What you are asked to do: Read the data and repeat all of it exactly.

====== Data shown

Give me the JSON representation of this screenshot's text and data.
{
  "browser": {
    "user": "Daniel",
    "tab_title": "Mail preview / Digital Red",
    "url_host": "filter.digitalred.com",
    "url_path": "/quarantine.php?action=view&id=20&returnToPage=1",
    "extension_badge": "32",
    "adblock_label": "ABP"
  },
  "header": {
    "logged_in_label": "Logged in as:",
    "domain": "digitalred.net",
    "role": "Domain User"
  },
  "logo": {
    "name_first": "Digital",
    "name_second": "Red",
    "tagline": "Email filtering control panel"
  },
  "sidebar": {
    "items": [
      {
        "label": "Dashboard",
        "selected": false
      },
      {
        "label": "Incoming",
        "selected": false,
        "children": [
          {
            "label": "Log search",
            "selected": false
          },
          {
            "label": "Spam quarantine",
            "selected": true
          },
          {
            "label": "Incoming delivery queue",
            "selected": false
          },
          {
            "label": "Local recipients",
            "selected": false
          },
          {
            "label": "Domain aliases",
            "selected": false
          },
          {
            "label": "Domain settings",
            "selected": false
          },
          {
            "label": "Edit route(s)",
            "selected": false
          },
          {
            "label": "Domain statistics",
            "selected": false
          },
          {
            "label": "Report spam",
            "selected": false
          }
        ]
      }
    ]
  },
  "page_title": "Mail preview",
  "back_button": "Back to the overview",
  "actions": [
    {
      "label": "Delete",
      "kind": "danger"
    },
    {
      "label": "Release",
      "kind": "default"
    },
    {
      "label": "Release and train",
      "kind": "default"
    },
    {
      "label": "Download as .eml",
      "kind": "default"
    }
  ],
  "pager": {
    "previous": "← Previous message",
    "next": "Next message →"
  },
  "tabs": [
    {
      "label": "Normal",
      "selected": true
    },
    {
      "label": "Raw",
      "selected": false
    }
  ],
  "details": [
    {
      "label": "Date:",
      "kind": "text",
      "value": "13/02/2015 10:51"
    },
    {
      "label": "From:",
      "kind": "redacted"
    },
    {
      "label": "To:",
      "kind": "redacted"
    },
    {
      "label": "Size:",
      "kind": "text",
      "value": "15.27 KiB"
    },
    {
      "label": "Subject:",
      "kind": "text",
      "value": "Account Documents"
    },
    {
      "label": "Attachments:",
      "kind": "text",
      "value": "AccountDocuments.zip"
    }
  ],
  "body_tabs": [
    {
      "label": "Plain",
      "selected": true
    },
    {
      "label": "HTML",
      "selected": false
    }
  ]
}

============

Answer in full:
Give me the JSON representation of this screenshot's text and data.
{
  "browser": {
    "user": "Daniel",
    "tab_title": "Mail preview / Digital Red",
    "url_host": "filter.digitalred.com",
    "url_path": "/quarantine.php?action=view&id=20&returnToPage=1",
    "extension_badge": "32",
    "adblock_label": "ABP"
  },
  "header": {
    "logged_in_label": "Logged in as:",
    "domain": "digitalred.net",
    "role": "Domain User"
  },
  "logo": {
    "name_first": "Digital",
    "name_second": "Red",
    "tagline": "Email filtering control panel"
  },
  "sidebar": {
    "items": [
      {
        "label": "Dashboard",
        "selected": false
      },
      {
        "label": "Incoming",
        "selected": false,
        "children": [
          {
            "label": "Log search",
            "selected": false
          },
          {
            "label": "Spam quarantine",
            "selected": true
          },
          {
            "label": "Incoming delivery queue",
            "selected": false
          },
          {
            "label": "Local recipients",
            "selected": false
          },
          {
            "label": "Domain aliases",
            "selected": false
          },
          {
            "label": "Domain settings",
            "selected": false
          },
          {
            "label": "Edit route(s)",
            "selected": false
          },
          {
            "label": "Domain statistics",
            "selected": false
          },
          {
            "label": "Report spam",
            "selected": false
          }
        ]
      }
    ]
  },
  "page_title": "Mail preview",
  "back_button": "Back to the overview",
  "actions": [
    {
      "label": "Delete",
      "kind": "danger"
    },
    {
      "label": "Release",
      "kind": "default"
    },
    {
      "label": "Release and train",
      "kind": "default"
    },
    {
      "label": "Download as .eml",
      "kind": "default"
    }
  ],
  "pager": {
    "previous": "← Previous message",
    "next": "Next message →"
  },
  "tabs": [
    {
      "label": "Normal",
      "selected": true
    },
    {
      "label": "Raw",
      "selected": false
    }
  ],
  "details": [
    {
      "label": "Date:",
      "kind": "text",
      "value": "13/02/2015 10:51"
    },
    {
      "label": "From:",
      "kind": "redacted"
    },
    {
      "label": "To:",
      "kind": "redacted"
    },
    {
      "label": "Size:",
      "kind": "text",
      "value": "15.27 KiB"
    },
    {
      "label": "Subject:",
      "kind": "text",
      "value": "Account Documents"
    },
    {
      "label": "Attachments:",
      "kind": "text",
      "value": "AccountDocuments.zip"
    }
  ],
  "body_tabs": [
    {
      "label": "Plain",
      "selected": true
    },
    {
      "label": "HTML",
      "selected": false
    }
  ]
}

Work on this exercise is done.